◆ Given information:
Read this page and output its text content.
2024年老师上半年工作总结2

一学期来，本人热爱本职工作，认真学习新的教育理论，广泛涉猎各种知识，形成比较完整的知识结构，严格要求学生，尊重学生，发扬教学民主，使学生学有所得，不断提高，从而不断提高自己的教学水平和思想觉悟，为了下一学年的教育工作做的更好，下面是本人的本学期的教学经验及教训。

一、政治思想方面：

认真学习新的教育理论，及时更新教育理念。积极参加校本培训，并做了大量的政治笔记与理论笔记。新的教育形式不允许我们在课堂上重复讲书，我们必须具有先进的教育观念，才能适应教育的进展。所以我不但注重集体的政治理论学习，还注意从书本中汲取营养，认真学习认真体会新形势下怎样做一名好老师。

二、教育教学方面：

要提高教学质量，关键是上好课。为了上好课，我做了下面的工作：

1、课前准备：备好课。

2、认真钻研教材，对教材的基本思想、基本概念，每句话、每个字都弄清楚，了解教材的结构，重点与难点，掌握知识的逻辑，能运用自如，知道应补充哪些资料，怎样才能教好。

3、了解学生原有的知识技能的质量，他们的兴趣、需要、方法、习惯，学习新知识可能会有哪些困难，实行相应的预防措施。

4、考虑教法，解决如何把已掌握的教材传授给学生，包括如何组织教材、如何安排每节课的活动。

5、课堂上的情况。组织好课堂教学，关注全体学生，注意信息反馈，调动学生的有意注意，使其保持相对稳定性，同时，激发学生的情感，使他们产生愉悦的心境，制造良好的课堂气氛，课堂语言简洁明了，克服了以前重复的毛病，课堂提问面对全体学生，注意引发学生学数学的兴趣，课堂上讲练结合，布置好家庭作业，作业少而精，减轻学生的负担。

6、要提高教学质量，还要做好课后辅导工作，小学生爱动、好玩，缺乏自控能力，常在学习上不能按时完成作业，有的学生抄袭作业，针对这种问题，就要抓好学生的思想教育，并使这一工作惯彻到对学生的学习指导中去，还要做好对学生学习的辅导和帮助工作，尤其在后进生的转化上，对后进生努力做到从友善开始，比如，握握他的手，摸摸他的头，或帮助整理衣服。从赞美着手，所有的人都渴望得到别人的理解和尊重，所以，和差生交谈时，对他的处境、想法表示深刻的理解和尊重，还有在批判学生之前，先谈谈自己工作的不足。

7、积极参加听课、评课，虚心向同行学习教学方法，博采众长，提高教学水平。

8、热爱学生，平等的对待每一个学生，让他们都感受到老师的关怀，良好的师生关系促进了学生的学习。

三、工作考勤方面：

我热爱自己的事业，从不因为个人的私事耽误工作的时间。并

◆ What you will do: Copy all lines in the listing above where the string "要提高教学质量" appears.

◆ Correct output:
要提高教学质量，关键是上好课。为了上好课，我做了下面的工作：
6、要提高教学质量，还要做好课后辅导工作，小学生爱动、好玩，缺乏自控能力，常在学习上不能按时完成作业，有的学生抄袭作业，针对这种问题，就要抓好学生的思想教育，并使这一工作惯彻到对学生的学习指导中去，还要做好对学生学习的辅导和帮助工作，尤其在后进生的转化上，对后进生努力做到从友善开始，比如，握握他的手，摸摸他的头，或帮助整理衣服。从赞美着手，所有的人都渴望得到别人的理解和尊重，所以，和差生交谈时，对他的处境、想法表示深刻的理解和尊重，还有在批判学生之前，先谈谈自己工作的不足。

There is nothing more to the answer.